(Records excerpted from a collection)
^^^^^^^^
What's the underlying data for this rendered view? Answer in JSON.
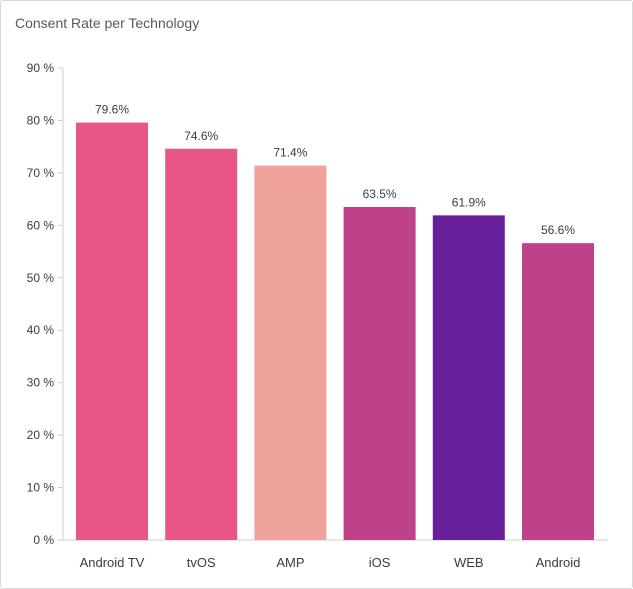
{
  "chart_data": {
    "type": "bar",
    "title": "Consent Rate per Technology",
    "xlabel": "",
    "ylabel": "",
    "categories": [
      "Android TV",
      "tvOS",
      "AMP",
      "iOS",
      "WEB",
      "Android"
    ],
    "values": [
      79.6,
      74.6,
      71.4,
      63.5,
      61.9,
      56.6
    ],
    "value_labels": [
      "79.6%",
      "74.6%",
      "71.4%",
      "63.5%",
      "61.9%",
      "56.6%"
    ],
    "colors": [
      "#e85686",
      "#e85686",
      "#f0a39d",
      "#bf4188",
      "#68209a",
      "#bf4188"
    ],
    "ylim": [
      0,
      90
    ],
    "yticks": [
      0,
      10,
      20,
      30,
      40,
      50,
      60,
      70,
      80,
      90
    ],
    "ytick_labels": [
      "0 %",
      "10 %",
      "20 %",
      "30 %",
      "40 %",
      "50 %",
      "60 %",
      "70 %",
      "80 %",
      "90 %"
    ],
    "grid": false,
    "legend": "none"
  }
}
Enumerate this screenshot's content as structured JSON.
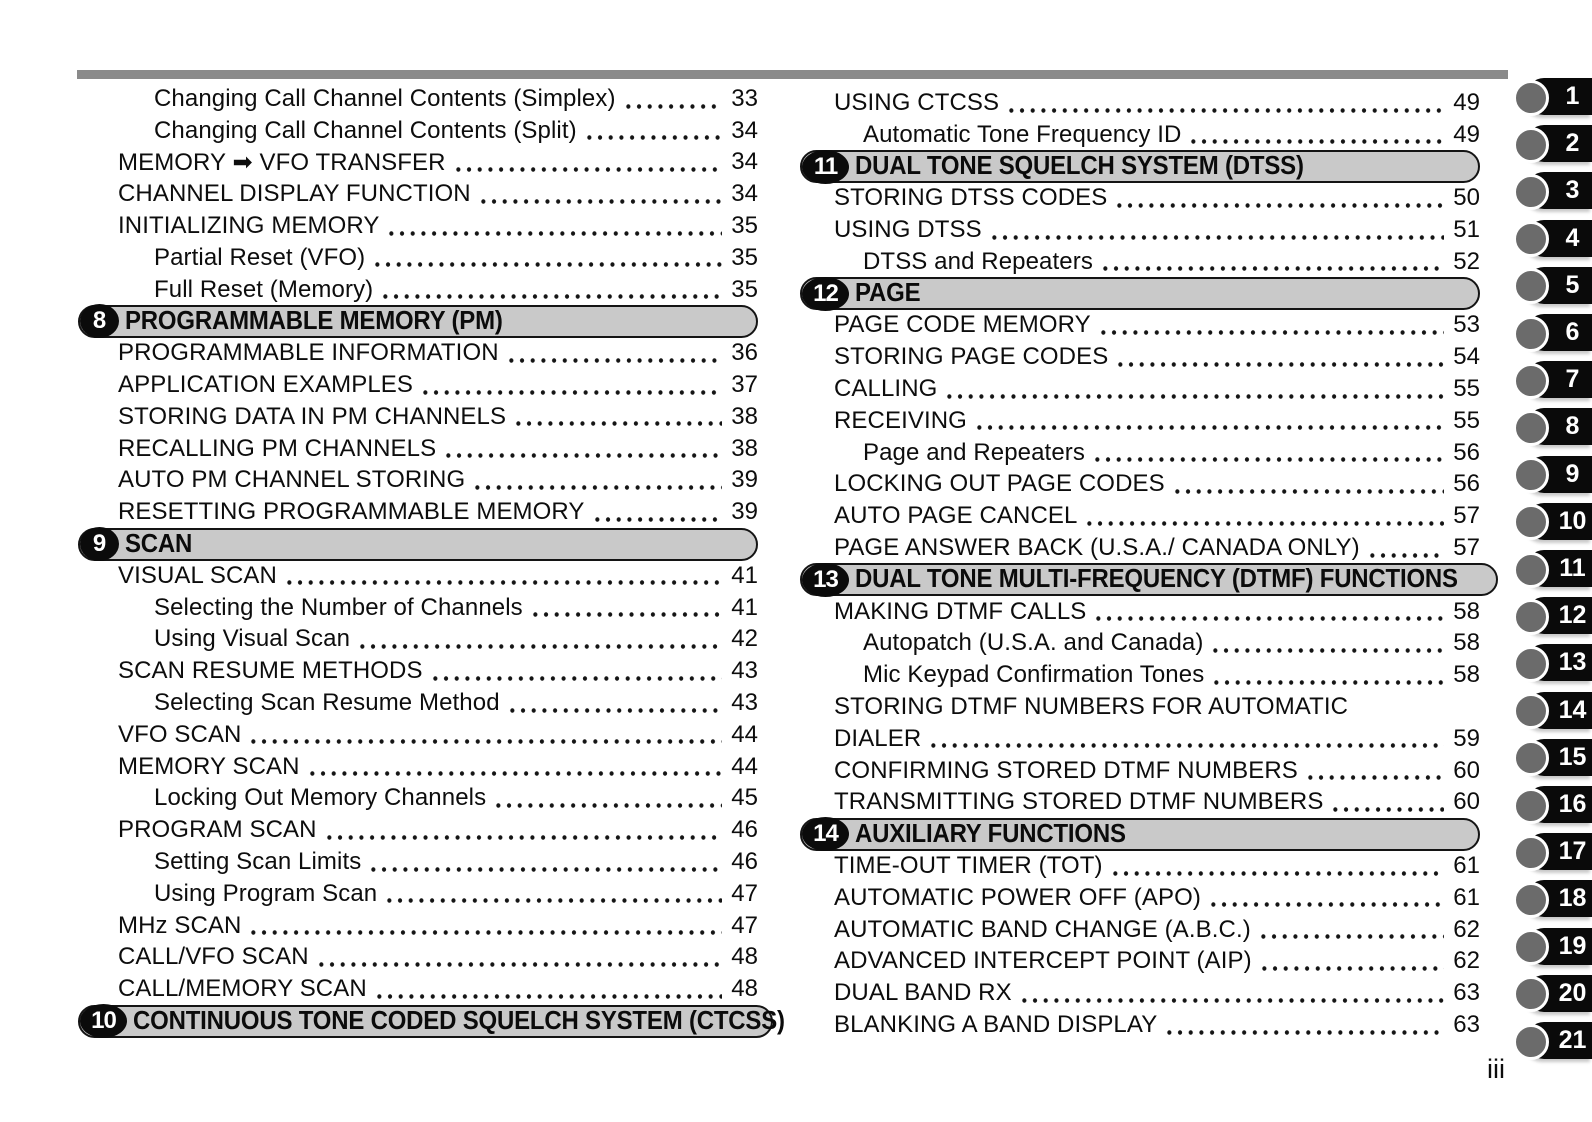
{
  "colors": {
    "header_bar_fill": "#c9c9c9",
    "header_badge": "#0b0b0b",
    "tab_black": "#0a0a0a",
    "tab_circle_gray": "#6b6b6b",
    "top_rule_gray": "#8a8a8a"
  },
  "page": {
    "number_label": "iii"
  },
  "tabs": [
    {
      "label": "1"
    },
    {
      "label": "2"
    },
    {
      "label": "3"
    },
    {
      "label": "4"
    },
    {
      "label": "5"
    },
    {
      "label": "6"
    },
    {
      "label": "7"
    },
    {
      "label": "8"
    },
    {
      "label": "9"
    },
    {
      "label": "10"
    },
    {
      "label": "11"
    },
    {
      "label": "12"
    },
    {
      "label": "13"
    },
    {
      "label": "14"
    },
    {
      "label": "15"
    },
    {
      "label": "16"
    },
    {
      "label": "17"
    },
    {
      "label": "18"
    },
    {
      "label": "19"
    },
    {
      "label": "20"
    },
    {
      "label": "21"
    }
  ],
  "columns": {
    "left": {
      "rows": [
        {
          "type": "entry",
          "indent": 1,
          "label": "Changing Call Channel Contents (Simplex)",
          "page": "33"
        },
        {
          "type": "entry",
          "indent": 1,
          "label": "Changing Call Channel Contents (Split)",
          "page": "34"
        },
        {
          "type": "entry",
          "indent": 0,
          "label": "MEMORY ➡ VFO TRANSFER",
          "page": "34"
        },
        {
          "type": "entry",
          "indent": 0,
          "label": "CHANNEL DISPLAY FUNCTION",
          "page": "34"
        },
        {
          "type": "entry",
          "indent": 0,
          "label": "INITIALIZING MEMORY",
          "page": "35"
        },
        {
          "type": "entry",
          "indent": 1,
          "label": "Partial Reset (VFO)",
          "page": "35"
        },
        {
          "type": "entry",
          "indent": 1,
          "label": "Full Reset (Memory)",
          "page": "35"
        },
        {
          "type": "header",
          "num": "8",
          "title": "PROGRAMMABLE MEMORY (PM)"
        },
        {
          "type": "entry",
          "indent": 0,
          "label": "PROGRAMMABLE INFORMATION",
          "page": "36"
        },
        {
          "type": "entry",
          "indent": 0,
          "label": "APPLICATION EXAMPLES",
          "page": "37"
        },
        {
          "type": "entry",
          "indent": 0,
          "label": "STORING DATA IN PM CHANNELS",
          "page": "38"
        },
        {
          "type": "entry",
          "indent": 0,
          "label": "RECALLING PM CHANNELS",
          "page": "38"
        },
        {
          "type": "entry",
          "indent": 0,
          "label": "AUTO PM CHANNEL STORING",
          "page": "39"
        },
        {
          "type": "entry",
          "indent": 0,
          "label": "RESETTING PROGRAMMABLE MEMORY",
          "page": "39"
        },
        {
          "type": "header",
          "num": "9",
          "title": "SCAN"
        },
        {
          "type": "entry",
          "indent": 0,
          "label": "VISUAL SCAN",
          "page": "41"
        },
        {
          "type": "entry",
          "indent": 1,
          "label": "Selecting the Number of Channels",
          "page": "41"
        },
        {
          "type": "entry",
          "indent": 1,
          "label": "Using Visual Scan",
          "page": "42"
        },
        {
          "type": "entry",
          "indent": 0,
          "label": "SCAN RESUME METHODS",
          "page": "43"
        },
        {
          "type": "entry",
          "indent": 1,
          "label": "Selecting Scan Resume Method",
          "page": "43"
        },
        {
          "type": "entry",
          "indent": 0,
          "label": "VFO SCAN",
          "page": "44"
        },
        {
          "type": "entry",
          "indent": 0,
          "label": "MEMORY SCAN",
          "page": "44"
        },
        {
          "type": "entry",
          "indent": 1,
          "label": "Locking Out Memory Channels",
          "page": "45"
        },
        {
          "type": "entry",
          "indent": 0,
          "label": "PROGRAM SCAN",
          "page": "46"
        },
        {
          "type": "entry",
          "indent": 1,
          "label": "Setting Scan Limits",
          "page": "46"
        },
        {
          "type": "entry",
          "indent": 1,
          "label": "Using Program Scan",
          "page": "47"
        },
        {
          "type": "entry",
          "indent": 0,
          "label": "MHz SCAN",
          "page": "47"
        },
        {
          "type": "entry",
          "indent": 0,
          "label": "CALL/VFO SCAN",
          "page": "48"
        },
        {
          "type": "entry",
          "indent": 0,
          "label": "CALL/MEMORY SCAN",
          "page": "48"
        },
        {
          "type": "header",
          "num": "10",
          "title": "CONTINUOUS TONE CODED SQUELCH SYSTEM (CTCSS)"
        }
      ]
    },
    "right": {
      "rows": [
        {
          "type": "entry",
          "indent": 0,
          "label": "USING CTCSS",
          "page": "49"
        },
        {
          "type": "entry",
          "indent": 1,
          "label": "Automatic Tone Frequency ID",
          "page": "49"
        },
        {
          "type": "header",
          "num": "11",
          "title": "DUAL TONE SQUELCH SYSTEM (DTSS)"
        },
        {
          "type": "entry",
          "indent": 0,
          "label": "STORING DTSS CODES",
          "page": "50"
        },
        {
          "type": "entry",
          "indent": 0,
          "label": "USING DTSS",
          "page": "51"
        },
        {
          "type": "entry",
          "indent": 1,
          "label": "DTSS and Repeaters",
          "page": "52"
        },
        {
          "type": "header",
          "num": "12",
          "title": "PAGE"
        },
        {
          "type": "entry",
          "indent": 0,
          "label": "PAGE CODE MEMORY",
          "page": "53"
        },
        {
          "type": "entry",
          "indent": 0,
          "label": "STORING PAGE CODES",
          "page": "54"
        },
        {
          "type": "entry",
          "indent": 0,
          "label": "CALLING",
          "page": "55"
        },
        {
          "type": "entry",
          "indent": 0,
          "label": "RECEIVING",
          "page": "55"
        },
        {
          "type": "entry",
          "indent": 1,
          "label": "Page and Repeaters",
          "page": "56"
        },
        {
          "type": "entry",
          "indent": 0,
          "label": "LOCKING OUT PAGE CODES",
          "page": "56"
        },
        {
          "type": "entry",
          "indent": 0,
          "label": "AUTO PAGE CANCEL",
          "page": "57"
        },
        {
          "type": "entry",
          "indent": 0,
          "label": "PAGE ANSWER BACK (U.S.A./ CANADA ONLY)",
          "page": "57"
        },
        {
          "type": "header",
          "num": "13",
          "title": "DUAL TONE MULTI-FREQUENCY (DTMF) FUNCTIONS"
        },
        {
          "type": "entry",
          "indent": 0,
          "label": "MAKING DTMF CALLS",
          "page": "58"
        },
        {
          "type": "entry",
          "indent": 1,
          "label": "Autopatch (U.S.A. and Canada)",
          "page": "58"
        },
        {
          "type": "entry",
          "indent": 1,
          "label": "Mic Keypad Confirmation Tones",
          "page": "58"
        },
        {
          "type": "entry_wrap",
          "indent": 0,
          "label": "STORING DTMF NUMBERS FOR AUTOMATIC"
        },
        {
          "type": "entry",
          "indent": 0,
          "label": "DIALER",
          "page": "59"
        },
        {
          "type": "entry",
          "indent": 0,
          "label": "CONFIRMING STORED DTMF NUMBERS",
          "page": "60"
        },
        {
          "type": "entry",
          "indent": 0,
          "label": "TRANSMITTING STORED DTMF NUMBERS",
          "page": "60"
        },
        {
          "type": "header",
          "num": "14",
          "title": "AUXILIARY FUNCTIONS"
        },
        {
          "type": "entry",
          "indent": 0,
          "label": "TIME-OUT TIMER (TOT)",
          "page": "61"
        },
        {
          "type": "entry",
          "indent": 0,
          "label": "AUTOMATIC POWER OFF (APO)",
          "page": "61"
        },
        {
          "type": "entry",
          "indent": 0,
          "label": "AUTOMATIC BAND CHANGE (A.B.C.)",
          "page": "62"
        },
        {
          "type": "entry",
          "indent": 0,
          "label": "ADVANCED INTERCEPT POINT (AIP)",
          "page": "62"
        },
        {
          "type": "entry",
          "indent": 0,
          "label": "DUAL BAND RX",
          "page": "63"
        },
        {
          "type": "entry",
          "indent": 0,
          "label": "BLANKING A BAND DISPLAY",
          "page": "63"
        }
      ]
    }
  }
}
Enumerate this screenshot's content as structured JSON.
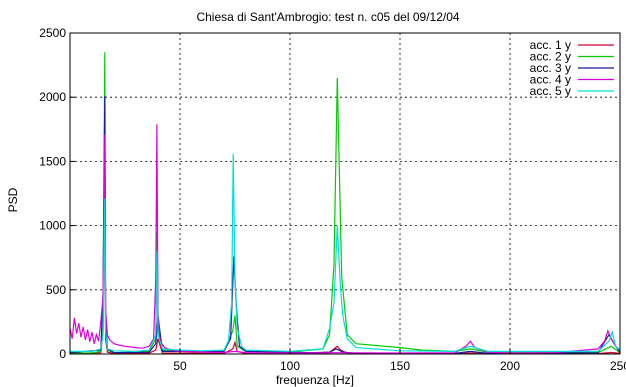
^^^^^^^^
Report the number of lines above containing the word "STORED", with no other text.

**Answer for this exercise:**
2